TO BE DONE
Copy out the items below, replacing "elements" with "components" wherever it occurs and keeping everything else the same. Omit the pictures.

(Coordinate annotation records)
▶

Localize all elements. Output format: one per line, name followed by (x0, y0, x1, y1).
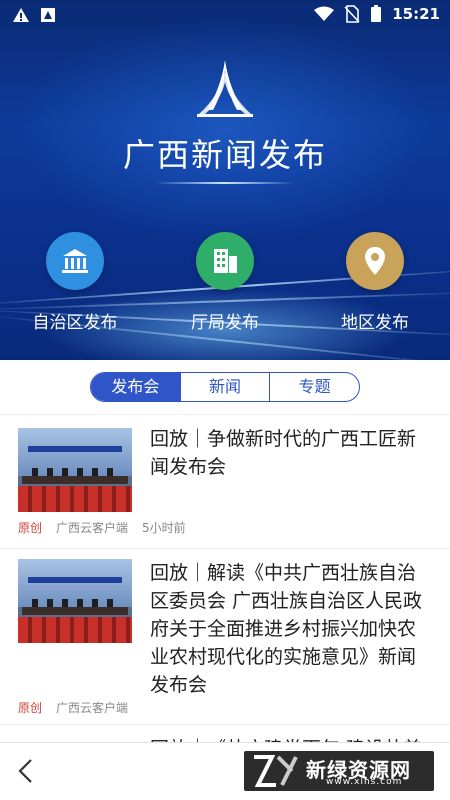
building-logo (197, 60, 253, 117)
shortcut-department-release[interactable]: 厅局发布 (165, 232, 285, 333)
shortcut-label: 地区发布 (341, 313, 409, 333)
original-tag: 原创 (18, 701, 43, 715)
watermark-url: www.xlhs.com (326, 777, 403, 787)
news-thumbnail (18, 428, 132, 512)
status-time: 15:21 (392, 5, 440, 23)
battery-icon (371, 5, 382, 22)
tab-topics[interactable]: 专题 (269, 373, 359, 401)
news-meta: 原创 广西云客户端 (18, 699, 128, 716)
original-tag: 原创 (18, 521, 43, 535)
no-sim-icon (344, 5, 360, 23)
news-meta: 原创 广西云客户端 5小时前 (18, 519, 186, 536)
news-time: 5小时前 (142, 521, 186, 535)
list-item[interactable]: 回放｜解读《中共广西壮族自治区委员会 广西壮族自治区人民政府关于全面推进乡村振兴… (0, 548, 450, 724)
warning-icon (13, 8, 29, 22)
tab-news[interactable]: 新闻 (179, 373, 270, 401)
shortcut-region-release[interactable]: 自治区发布 (15, 232, 135, 333)
watermark: 新绿资源网 www.xlhs.com (244, 751, 434, 791)
shortcut-label: 厅局发布 (191, 313, 259, 333)
office-building-icon (196, 232, 254, 290)
bottom-bar: 新绿资源网 www.xlhs.com (0, 742, 450, 800)
category-tabs: 发布会 新闻 专题 (90, 372, 360, 402)
shortcut-label: 自治区发布 (32, 313, 118, 333)
location-pin-icon (346, 232, 404, 290)
news-source: 广西云客户端 (56, 521, 129, 535)
watermark-logo (254, 755, 298, 787)
government-building-icon (46, 232, 104, 290)
notification-icon (41, 8, 55, 22)
shortcut-area-release[interactable]: 地区发布 (315, 232, 435, 333)
app-title: 广西新闻发布 (122, 136, 327, 174)
news-thumbnail (18, 559, 132, 643)
news-headline: 回放｜解读《中共广西壮族自治区委员会 广西壮族自治区人民政府关于全面推进乡村振兴… (150, 562, 423, 696)
status-bar: 15:21 (0, 0, 450, 32)
tab-press-conference[interactable]: 发布会 (91, 373, 180, 401)
chevron-left-icon[interactable] (14, 757, 38, 785)
list-item[interactable]: 回放｜争做新时代的广西工匠新闻发布会 原创 广西云客户端 5小时前 (0, 414, 450, 548)
wifi-icon (314, 6, 335, 21)
news-source: 广西云客户端 (56, 701, 129, 715)
news-headline: 回放｜争做新时代的广西工匠新闻发布会 (150, 428, 417, 478)
title-underline (155, 182, 295, 184)
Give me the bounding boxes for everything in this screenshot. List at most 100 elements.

◀

TASK RESULT
Localize all components. Output format: one per line, name followed by (x0, y0, x1, y1).
building-logo (197, 60, 253, 117)
shortcut-department-release[interactable]: 厅局发布 (165, 232, 285, 333)
shortcut-label: 地区发布 (341, 313, 409, 333)
original-tag: 原创 (18, 701, 43, 715)
watermark-url: www.xlhs.com (326, 777, 403, 787)
news-thumbnail (18, 428, 132, 512)
status-time: 15:21 (392, 5, 440, 23)
battery-icon (371, 5, 382, 22)
tab-topics[interactable]: 专题 (269, 373, 359, 401)
news-meta: 原创 广西云客户端 (18, 699, 128, 716)
original-tag: 原创 (18, 521, 43, 535)
no-sim-icon (344, 5, 360, 23)
news-meta: 原创 广西云客户端 5小时前 (18, 519, 186, 536)
news-time: 5小时前 (142, 521, 186, 535)
list-item[interactable]: 回放｜解读《中共广西壮族自治区委员会 广西壮族自治区人民政府关于全面推进乡村振兴… (0, 548, 450, 724)
warning-icon (13, 8, 29, 22)
tab-news[interactable]: 新闻 (179, 373, 270, 401)
shortcut-region-release[interactable]: 自治区发布 (15, 232, 135, 333)
watermark: 新绿资源网 www.xlhs.com (244, 751, 434, 791)
shortcut-label: 厅局发布 (191, 313, 259, 333)
office-building-icon (196, 232, 254, 290)
bottom-bar: 新绿资源网 www.xlhs.com (0, 742, 450, 800)
category-tabs: 发布会 新闻 专题 (90, 372, 360, 402)
shortcut-label: 自治区发布 (32, 313, 118, 333)
location-pin-icon (346, 232, 404, 290)
news-source: 广西云客户端 (56, 521, 129, 535)
watermark-logo (254, 755, 298, 787)
government-building-icon (46, 232, 104, 290)
notification-icon (41, 8, 55, 22)
shortcut-area-release[interactable]: 地区发布 (315, 232, 435, 333)
app-title: 广西新闻发布 (122, 136, 327, 174)
news-thumbnail (18, 559, 132, 643)
news-headline: 回放｜解读《中共广西壮族自治区委员会 广西壮族自治区人民政府关于全面推进乡村振兴… (150, 562, 423, 696)
status-bar: 15:21 (0, 0, 450, 32)
tab-press-conference[interactable]: 发布会 (91, 373, 180, 401)
chevron-left-icon[interactable] (14, 757, 38, 785)
list-item[interactable]: 回放｜争做新时代的广西工匠新闻发布会 原创 广西云客户端 5小时前 (0, 414, 450, 548)
wifi-icon (314, 6, 335, 21)
news-source: 广西云客户端 (56, 701, 129, 715)
news-headline: 回放｜争做新时代的广西工匠新闻发布会 (150, 428, 417, 478)
title-underline (155, 182, 295, 184)
Give me the bounding boxes for everything in this screenshot. List at most 100 components.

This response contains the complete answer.